Records supplied
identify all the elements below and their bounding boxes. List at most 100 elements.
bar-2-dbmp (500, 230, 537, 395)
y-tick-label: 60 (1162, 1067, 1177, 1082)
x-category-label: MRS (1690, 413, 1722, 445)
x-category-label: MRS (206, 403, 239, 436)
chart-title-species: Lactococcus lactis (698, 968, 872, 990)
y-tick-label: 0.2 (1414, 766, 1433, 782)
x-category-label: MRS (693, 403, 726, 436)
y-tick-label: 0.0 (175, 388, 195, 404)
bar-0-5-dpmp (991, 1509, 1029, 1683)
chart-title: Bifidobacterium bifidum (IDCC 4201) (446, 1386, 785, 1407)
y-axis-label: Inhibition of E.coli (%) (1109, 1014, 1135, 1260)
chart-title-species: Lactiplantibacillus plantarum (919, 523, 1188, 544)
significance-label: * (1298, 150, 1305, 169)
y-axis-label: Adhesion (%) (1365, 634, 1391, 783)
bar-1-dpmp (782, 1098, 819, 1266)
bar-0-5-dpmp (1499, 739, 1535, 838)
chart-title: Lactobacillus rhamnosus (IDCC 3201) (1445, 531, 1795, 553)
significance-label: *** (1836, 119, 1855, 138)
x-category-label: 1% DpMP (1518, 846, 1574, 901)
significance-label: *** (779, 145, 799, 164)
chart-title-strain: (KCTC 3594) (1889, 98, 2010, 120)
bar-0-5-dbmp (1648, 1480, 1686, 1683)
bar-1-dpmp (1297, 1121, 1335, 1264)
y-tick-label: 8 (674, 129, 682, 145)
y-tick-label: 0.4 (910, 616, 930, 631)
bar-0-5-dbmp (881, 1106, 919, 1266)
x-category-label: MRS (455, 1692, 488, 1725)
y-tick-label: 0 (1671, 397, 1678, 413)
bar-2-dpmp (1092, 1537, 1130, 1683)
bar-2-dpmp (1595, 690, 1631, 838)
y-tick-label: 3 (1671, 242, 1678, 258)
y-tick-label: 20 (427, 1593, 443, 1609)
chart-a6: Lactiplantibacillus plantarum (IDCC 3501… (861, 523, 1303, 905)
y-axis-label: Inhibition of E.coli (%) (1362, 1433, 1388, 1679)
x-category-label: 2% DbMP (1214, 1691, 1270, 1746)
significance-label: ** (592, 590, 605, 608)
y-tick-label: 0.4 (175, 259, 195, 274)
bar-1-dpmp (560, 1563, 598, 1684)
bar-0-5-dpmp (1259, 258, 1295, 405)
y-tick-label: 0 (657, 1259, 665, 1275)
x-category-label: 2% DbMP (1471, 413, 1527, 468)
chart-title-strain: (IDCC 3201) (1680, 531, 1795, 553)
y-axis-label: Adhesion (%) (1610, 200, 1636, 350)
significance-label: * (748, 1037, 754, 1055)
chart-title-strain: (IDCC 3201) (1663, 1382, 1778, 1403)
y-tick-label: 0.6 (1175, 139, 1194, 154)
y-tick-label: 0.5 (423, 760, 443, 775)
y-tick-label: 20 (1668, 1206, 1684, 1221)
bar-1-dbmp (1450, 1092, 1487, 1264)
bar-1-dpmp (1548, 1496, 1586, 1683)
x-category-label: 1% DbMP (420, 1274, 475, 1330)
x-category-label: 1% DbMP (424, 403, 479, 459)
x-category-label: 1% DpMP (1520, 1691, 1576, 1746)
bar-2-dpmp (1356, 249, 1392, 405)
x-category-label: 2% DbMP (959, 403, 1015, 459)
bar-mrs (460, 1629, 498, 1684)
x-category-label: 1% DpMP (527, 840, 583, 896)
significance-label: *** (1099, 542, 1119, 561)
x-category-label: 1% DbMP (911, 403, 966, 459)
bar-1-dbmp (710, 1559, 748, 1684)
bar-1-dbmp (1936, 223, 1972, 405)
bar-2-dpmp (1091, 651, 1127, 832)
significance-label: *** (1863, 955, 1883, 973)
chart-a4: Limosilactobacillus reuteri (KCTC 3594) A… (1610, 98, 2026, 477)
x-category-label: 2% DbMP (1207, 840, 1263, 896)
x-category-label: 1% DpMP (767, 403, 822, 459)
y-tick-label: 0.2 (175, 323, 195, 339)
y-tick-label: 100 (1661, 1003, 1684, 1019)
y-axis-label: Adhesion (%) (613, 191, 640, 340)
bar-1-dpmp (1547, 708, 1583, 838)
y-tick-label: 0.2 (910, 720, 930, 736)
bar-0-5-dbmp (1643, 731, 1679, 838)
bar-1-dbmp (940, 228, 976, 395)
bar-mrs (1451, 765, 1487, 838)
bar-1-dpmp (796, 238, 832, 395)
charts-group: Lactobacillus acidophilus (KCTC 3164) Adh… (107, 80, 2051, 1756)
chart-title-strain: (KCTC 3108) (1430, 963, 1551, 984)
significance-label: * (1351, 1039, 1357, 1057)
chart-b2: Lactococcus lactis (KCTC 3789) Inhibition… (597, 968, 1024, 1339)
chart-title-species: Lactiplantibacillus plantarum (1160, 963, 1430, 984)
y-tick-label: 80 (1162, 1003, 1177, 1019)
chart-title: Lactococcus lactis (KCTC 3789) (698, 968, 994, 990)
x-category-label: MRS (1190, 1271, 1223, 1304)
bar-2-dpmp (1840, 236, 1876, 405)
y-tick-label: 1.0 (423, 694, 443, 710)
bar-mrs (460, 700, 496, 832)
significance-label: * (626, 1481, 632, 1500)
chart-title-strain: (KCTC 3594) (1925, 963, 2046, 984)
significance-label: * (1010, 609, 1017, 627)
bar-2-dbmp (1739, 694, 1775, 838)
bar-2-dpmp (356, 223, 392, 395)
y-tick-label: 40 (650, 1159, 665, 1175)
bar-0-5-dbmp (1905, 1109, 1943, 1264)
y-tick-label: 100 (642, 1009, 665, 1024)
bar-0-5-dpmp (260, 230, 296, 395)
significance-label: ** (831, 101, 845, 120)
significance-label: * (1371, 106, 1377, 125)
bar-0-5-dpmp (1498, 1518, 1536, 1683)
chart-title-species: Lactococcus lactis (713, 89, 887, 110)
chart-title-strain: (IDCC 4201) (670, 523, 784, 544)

Exercise details
Copy the entries exactly as they appear.

Response area
identify all the elements below and their bounding boxes. List at most 100 elements.
bar-2-dbmp (500, 230, 537, 395)
y-tick-label: 60 (1162, 1067, 1177, 1082)
x-category-label: MRS (1690, 413, 1722, 445)
x-category-label: MRS (206, 403, 239, 436)
chart-title-species: Lactococcus lactis (698, 968, 872, 990)
y-tick-label: 0.2 (1414, 766, 1433, 782)
x-category-label: MRS (693, 403, 726, 436)
y-tick-label: 0.0 (175, 388, 195, 404)
bar-0-5-dpmp (991, 1509, 1029, 1683)
chart-title: Bifidobacterium bifidum (IDCC 4201) (446, 1386, 785, 1407)
y-axis-label: Inhibition of E.coli (%) (1109, 1014, 1135, 1260)
chart-title-species: Lactiplantibacillus plantarum (919, 523, 1188, 544)
significance-label: * (1298, 150, 1305, 169)
y-axis-label: Adhesion (%) (1365, 634, 1391, 783)
bar-1-dpmp (782, 1098, 819, 1266)
bar-0-5-dpmp (1499, 739, 1535, 838)
chart-title: Lactobacillus rhamnosus (IDCC 3201) (1445, 531, 1795, 553)
significance-label: *** (1836, 119, 1855, 138)
x-category-label: 1% DpMP (1518, 846, 1574, 901)
significance-label: *** (779, 145, 799, 164)
chart-title-strain: (KCTC 3594) (1889, 98, 2010, 120)
bar-0-5-dbmp (1648, 1480, 1686, 1683)
bar-1-dpmp (1297, 1121, 1335, 1264)
y-tick-label: 8 (674, 129, 682, 145)
y-tick-label: 0.4 (910, 616, 930, 631)
bar-0-5-dbmp (881, 1106, 919, 1266)
x-category-label: MRS (455, 1692, 488, 1725)
y-tick-label: 0 (1671, 397, 1678, 413)
bar-2-dpmp (1092, 1537, 1130, 1683)
bar-2-dpmp (1595, 690, 1631, 838)
y-tick-label: 3 (1671, 242, 1678, 258)
y-tick-label: 20 (427, 1593, 443, 1609)
chart-a6: Lactiplantibacillus plantarum (IDCC 3501… (861, 523, 1303, 905)
y-axis-label: Inhibition of E.coli (%) (1362, 1433, 1388, 1679)
x-category-label: 2% DbMP (1214, 1691, 1270, 1746)
significance-label: ** (592, 590, 605, 608)
y-tick-label: 0.4 (175, 259, 195, 274)
bar-1-dpmp (560, 1563, 598, 1684)
bar-0-5-dpmp (1259, 258, 1295, 405)
y-tick-label: 0 (657, 1259, 665, 1275)
x-category-label: 2% DbMP (1471, 413, 1527, 468)
chart-title-strain: (IDCC 3201) (1680, 531, 1795, 553)
y-axis-label: Adhesion (%) (1610, 200, 1636, 350)
significance-label: * (748, 1037, 754, 1055)
chart-title-strain: (IDCC 3201) (1663, 1382, 1778, 1403)
y-tick-label: 0.6 (1175, 139, 1194, 154)
y-tick-label: 0.5 (423, 760, 443, 775)
y-tick-label: 20 (1668, 1206, 1684, 1221)
bar-1-dbmp (1450, 1092, 1487, 1264)
bar-1-dpmp (1548, 1496, 1586, 1683)
x-category-label: 1% DbMP (420, 1274, 475, 1330)
x-category-label: 1% DbMP (424, 403, 479, 459)
x-category-label: 1% DpMP (1520, 1691, 1576, 1746)
bar-2-dpmp (1356, 249, 1392, 405)
x-category-label: 2% DbMP (959, 403, 1015, 459)
bar-mrs (460, 1629, 498, 1684)
x-category-label: 1% DpMP (527, 840, 583, 896)
significance-label: *** (1099, 542, 1119, 561)
x-category-label: 1% DbMP (911, 403, 966, 459)
bar-1-dbmp (710, 1559, 748, 1684)
bar-1-dbmp (1936, 223, 1972, 405)
bar-2-dpmp (1091, 651, 1127, 832)
significance-label: *** (1863, 955, 1883, 973)
chart-a4: Limosilactobacillus reuteri (KCTC 3594) A… (1610, 98, 2026, 477)
x-category-label: 2% DbMP (1207, 840, 1263, 896)
x-category-label: 1% DpMP (767, 403, 822, 459)
y-tick-label: 0.2 (175, 323, 195, 339)
y-tick-label: 100 (1661, 1003, 1684, 1019)
y-axis-label: Adhesion (%) (613, 191, 640, 340)
bar-1-dpmp (1547, 708, 1583, 838)
y-tick-label: 0.2 (910, 720, 930, 736)
bar-0-5-dbmp (1643, 731, 1679, 838)
bar-1-dbmp (940, 228, 976, 395)
bar-mrs (1451, 765, 1487, 838)
bar-1-dpmp (796, 238, 832, 395)
charts-group: Lactobacillus acidophilus (KCTC 3164) Adh… (107, 80, 2051, 1756)
chart-title-strain: (KCTC 3108) (1430, 963, 1551, 984)
significance-label: * (1351, 1039, 1357, 1057)
chart-b2: Lactococcus lactis (KCTC 3789) Inhibition… (597, 968, 1024, 1339)
chart-title-species: Lactiplantibacillus plantarum (1160, 963, 1430, 984)
y-tick-label: 80 (1162, 1003, 1177, 1019)
chart-title: Lactococcus lactis (KCTC 3789) (698, 968, 994, 990)
x-category-label: MRS (1190, 1271, 1223, 1304)
bar-2-dpmp (1840, 236, 1876, 405)
y-tick-label: 1.0 (423, 694, 443, 710)
bar-mrs (460, 700, 496, 832)
significance-label: * (626, 1481, 632, 1500)
chart-title-strain: (KCTC 3594) (1925, 963, 2046, 984)
significance-label: * (1010, 609, 1017, 627)
bar-2-dbmp (1739, 694, 1775, 838)
bar-2-dpmp (356, 223, 392, 395)
y-tick-label: 40 (650, 1159, 665, 1175)
bar-0-5-dbmp (1905, 1109, 1943, 1264)
y-tick-label: 100 (642, 1009, 665, 1024)
bar-0-5-dpmp (260, 230, 296, 395)
significance-label: ** (831, 101, 845, 120)
significance-label: * (1371, 106, 1377, 125)
bar-0-5-dpmp (1498, 1518, 1536, 1683)
chart-title-species: Lactococcus lactis (713, 89, 887, 110)
chart-title-strain: (IDCC 4201) (670, 523, 784, 544)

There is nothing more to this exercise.